## Problem requirements:
Write out all of the records precisely. Skip anything that is a picture.

□ □ □ □ □ □ □

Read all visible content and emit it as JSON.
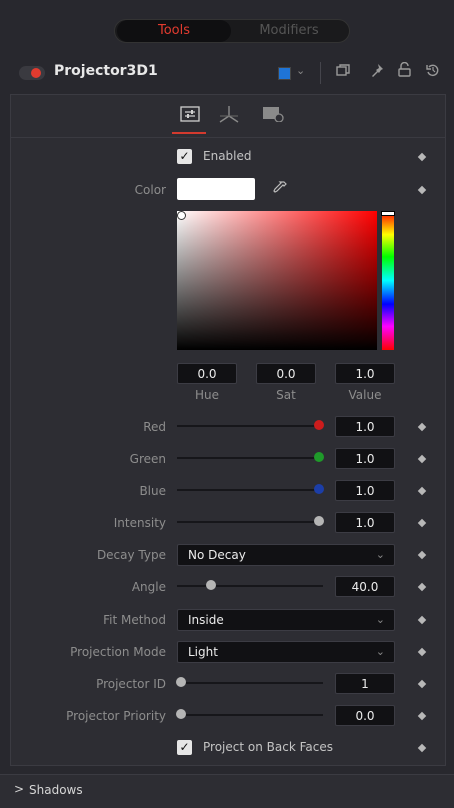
{
  "top_tabs": {
    "tools": "Tools",
    "modifiers": "Modifiers"
  },
  "header": {
    "tool_name": "Projector3D1",
    "color_swatch": "#1f74d6"
  },
  "icons": {
    "header": [
      "chevron-down-icon",
      "copy-icon",
      "pin-icon",
      "lock-icon",
      "reset-icon"
    ],
    "panel_tabs": [
      "controls-tab-icon",
      "transform-3d-tab-icon",
      "settings-tab-icon"
    ]
  },
  "controls": {
    "enabled": {
      "label": "Enabled",
      "checked": true
    },
    "color": {
      "label": "Color",
      "swatch": "#ffffff"
    },
    "hsv": {
      "hue": "0.0",
      "sat": "0.0",
      "value": "1.0",
      "hue_label": "Hue",
      "sat_label": "Sat",
      "value_label": "Value"
    },
    "red": {
      "label": "Red",
      "value": "1.0",
      "level": 1.0,
      "color": "#cc1c1c"
    },
    "green": {
      "label": "Green",
      "value": "1.0",
      "level": 1.0,
      "color": "#1f9a2a"
    },
    "blue": {
      "label": "Blue",
      "value": "1.0",
      "level": 1.0,
      "color": "#1c3ea8"
    },
    "intensity": {
      "label": "Intensity",
      "value": "1.0",
      "level": 1.0
    },
    "decay_type": {
      "label": "Decay Type",
      "value": "No Decay"
    },
    "angle": {
      "label": "Angle",
      "value": "40.0"
    },
    "fit_method": {
      "label": "Fit Method",
      "value": "Inside"
    },
    "projection_mode": {
      "label": "Projection Mode",
      "value": "Light"
    },
    "projector_id": {
      "label": "Projector ID",
      "value": "1"
    },
    "projector_priority": {
      "label": "Projector Priority",
      "value": "0.0"
    },
    "back_faces": {
      "label": "Project on Back Faces",
      "checked": true
    }
  },
  "sections": {
    "shadows": "Shadows"
  },
  "accent": "#e23b2f"
}
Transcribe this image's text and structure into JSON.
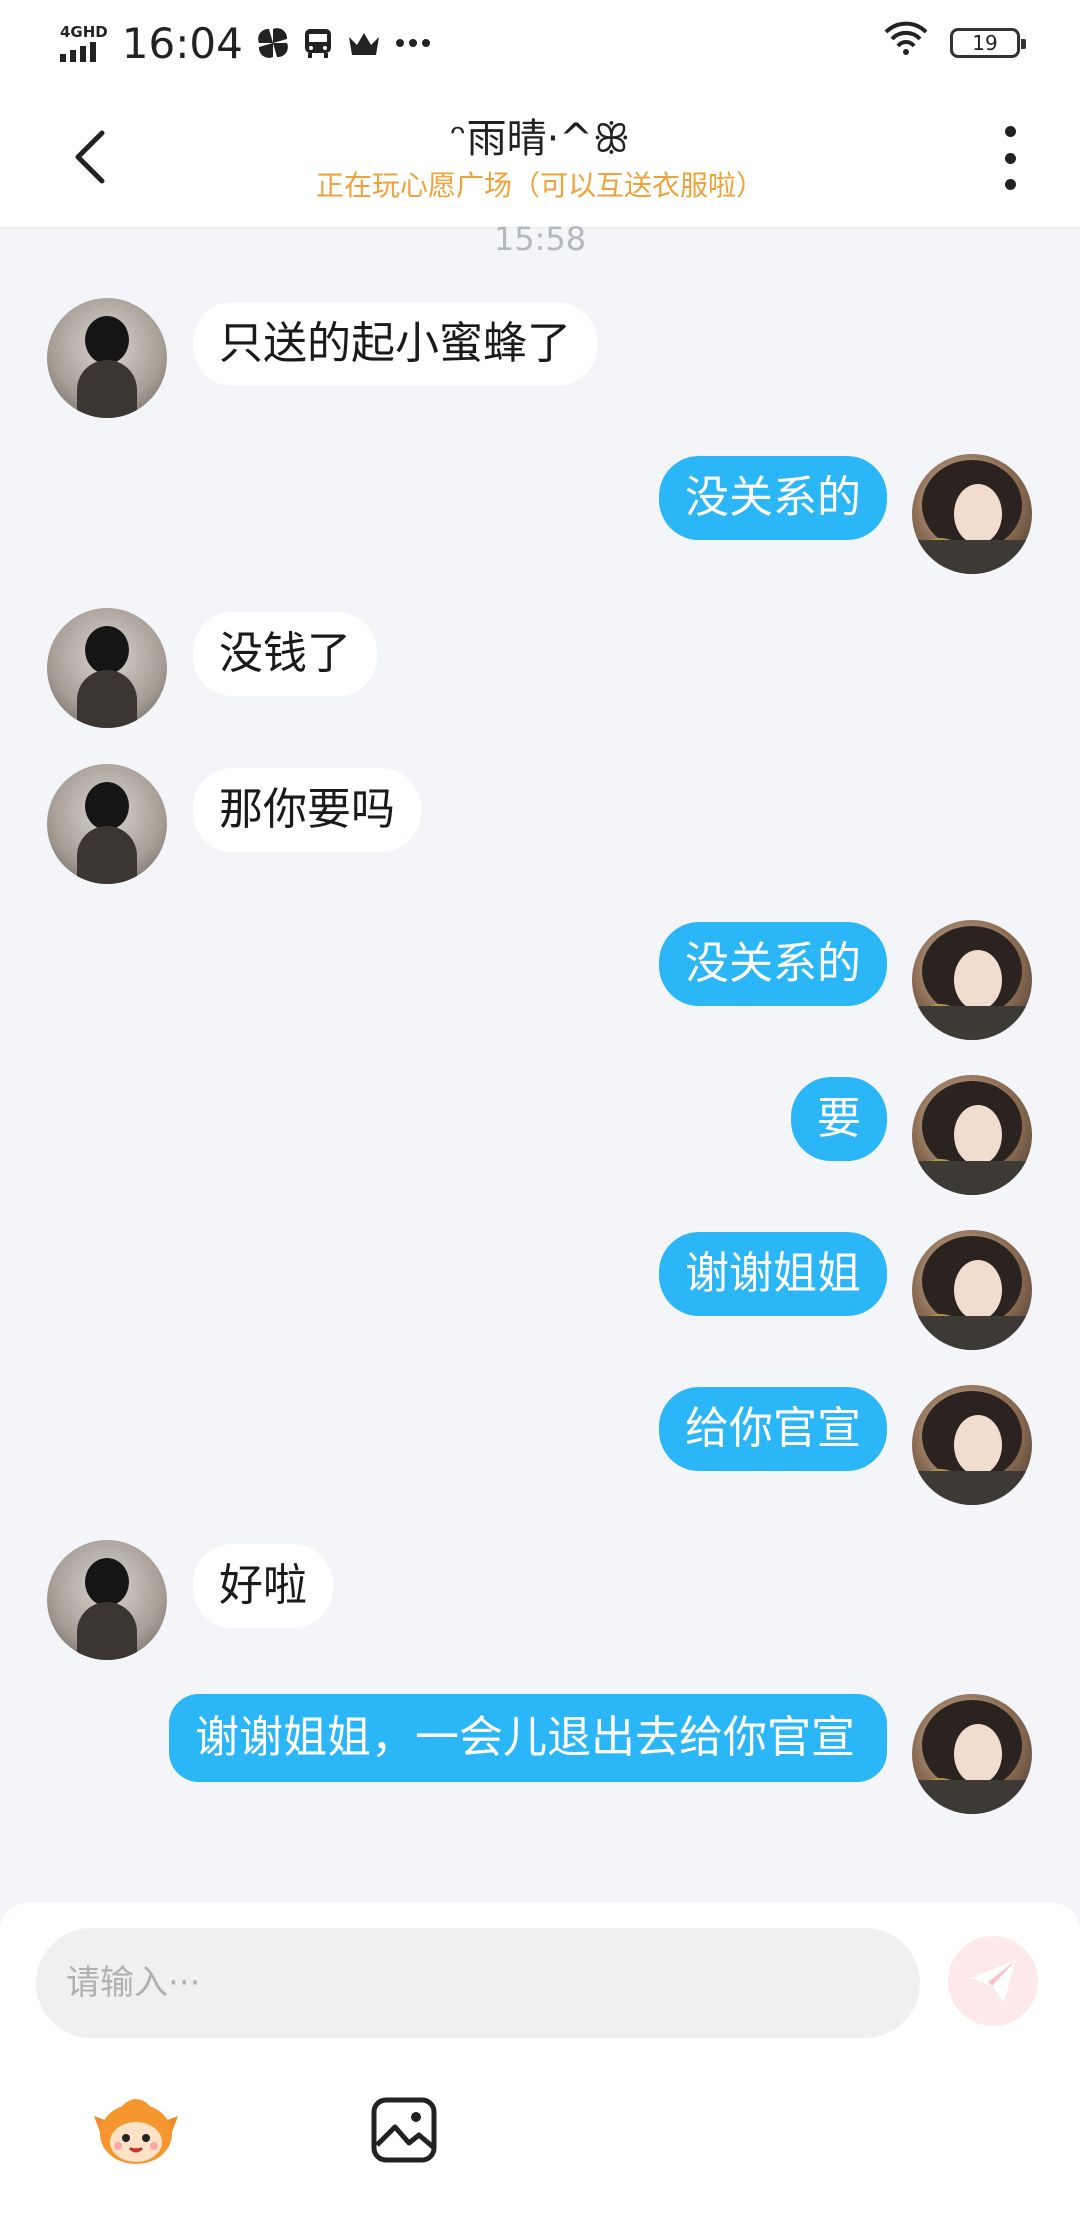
{
  "status_bar": {
    "network": "4GHD",
    "time": "16:04",
    "battery": "19"
  },
  "header": {
    "title": "ᵔ雨晴·^ꕥ",
    "subtitle": "正在玩心愿广场（可以互送衣服啦）"
  },
  "time_marker": "15:58",
  "messages": [
    {
      "side": "in",
      "text": "只送的起小蜜蜂了"
    },
    {
      "side": "out",
      "text": "没关系的"
    },
    {
      "side": "in",
      "text": "没钱了"
    },
    {
      "side": "in",
      "text": "那你要吗"
    },
    {
      "side": "out",
      "text": "没关系的"
    },
    {
      "side": "out",
      "text": "要"
    },
    {
      "side": "out",
      "text": "谢谢姐姐"
    },
    {
      "side": "out",
      "text": "给你官宣"
    },
    {
      "side": "in",
      "text": "好啦"
    },
    {
      "side": "out",
      "text": "谢谢姐姐，一会儿退出去给你官宣"
    }
  ],
  "composer": {
    "placeholder": "请输入···",
    "value": ""
  },
  "icons": {
    "back": "chevron-left-icon",
    "more": "more-vertical-icon",
    "send": "send-icon",
    "emoji": "mascot-emoji-icon",
    "image": "image-icon"
  },
  "colors": {
    "accent_bubble": "#2bb6f7",
    "subtitle": "#f0a23a",
    "background": "#f3f5f8"
  }
}
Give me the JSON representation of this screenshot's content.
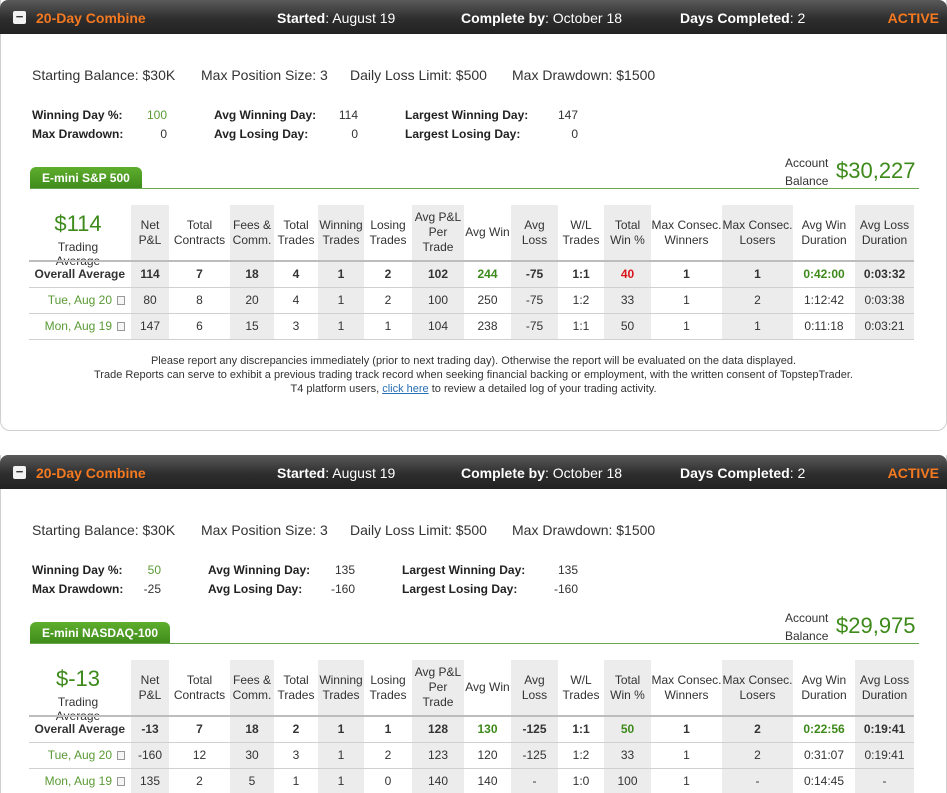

□ □ □ □ □ □ □

## Exercise output:
Read all visible content and emit it as JSON.
{
  "top_tabs": {
    "tools": "Tools",
    "modifiers": "Modifiers"
  },
  "header": {
    "tool_name": "Projector3D1",
    "color_swatch": "#1f74d6"
  },
  "icons": {
    "header": [
      "chevron-down-icon",
      "copy-icon",
      "pin-icon",
      "lock-icon",
      "reset-icon"
    ],
    "panel_tabs": [
      "controls-tab-icon",
      "transform-3d-tab-icon",
      "settings-tab-icon"
    ]
  },
  "controls": {
    "enabled": {
      "label": "Enabled",
      "checked": true
    },
    "color": {
      "label": "Color",
      "swatch": "#ffffff"
    },
    "hsv": {
      "hue": "0.0",
      "sat": "0.0",
      "value": "1.0",
      "hue_label": "Hue",
      "sat_label": "Sat",
      "value_label": "Value"
    },
    "red": {
      "label": "Red",
      "value": "1.0",
      "level": 1.0,
      "color": "#cc1c1c"
    },
    "green": {
      "label": "Green",
      "value": "1.0",
      "level": 1.0,
      "color": "#1f9a2a"
    },
    "blue": {
      "label": "Blue",
      "value": "1.0",
      "level": 1.0,
      "color": "#1c3ea8"
    },
    "intensity": {
      "label": "Intensity",
      "value": "1.0",
      "level": 1.0
    },
    "decay_type": {
      "label": "Decay Type",
      "value": "No Decay"
    },
    "angle": {
      "label": "Angle",
      "value": "40.0"
    },
    "fit_method": {
      "label": "Fit Method",
      "value": "Inside"
    },
    "projection_mode": {
      "label": "Projection Mode",
      "value": "Light"
    },
    "projector_id": {
      "label": "Projector ID",
      "value": "1"
    },
    "projector_priority": {
      "label": "Projector Priority",
      "value": "0.0"
    },
    "back_faces": {
      "label": "Project on Back Faces",
      "checked": true
    }
  },
  "sections": {
    "shadows": "Shadows"
  },
  "accent": "#e23b2f"
}
Transcribe this image's text and structure into JSON.
{
  "status_bar": {
    "network": "4GHD",
    "time": "16:04",
    "battery": "19"
  },
  "header": {
    "title": "ᵔ雨晴·^ꕥ",
    "subtitle": "正在玩心愿广场（可以互送衣服啦）"
  },
  "time_marker": "15:58",
  "messages": [
    {
      "side": "in",
      "text": "只送的起小蜜蜂了"
    },
    {
      "side": "out",
      "text": "没关系的"
    },
    {
      "side": "in",
      "text": "没钱了"
    },
    {
      "side": "in",
      "text": "那你要吗"
    },
    {
      "side": "out",
      "text": "没关系的"
    },
    {
      "side": "out",
      "text": "要"
    },
    {
      "side": "out",
      "text": "谢谢姐姐"
    },
    {
      "side": "out",
      "text": "给你官宣"
    },
    {
      "side": "in",
      "text": "好啦"
    },
    {
      "side": "out",
      "text": "谢谢姐姐，一会儿退出去给你官宣"
    }
  ],
  "composer": {
    "placeholder": "请输入···",
    "value": ""
  },
  "icons": {
    "back": "chevron-left-icon",
    "more": "more-vertical-icon",
    "send": "send-icon",
    "emoji": "mascot-emoji-icon",
    "image": "image-icon"
  },
  "colors": {
    "accent_bubble": "#2bb6f7",
    "subtitle": "#f0a23a",
    "background": "#f3f5f8"
  }
}
Give me the JSON representation of this screenshot's content.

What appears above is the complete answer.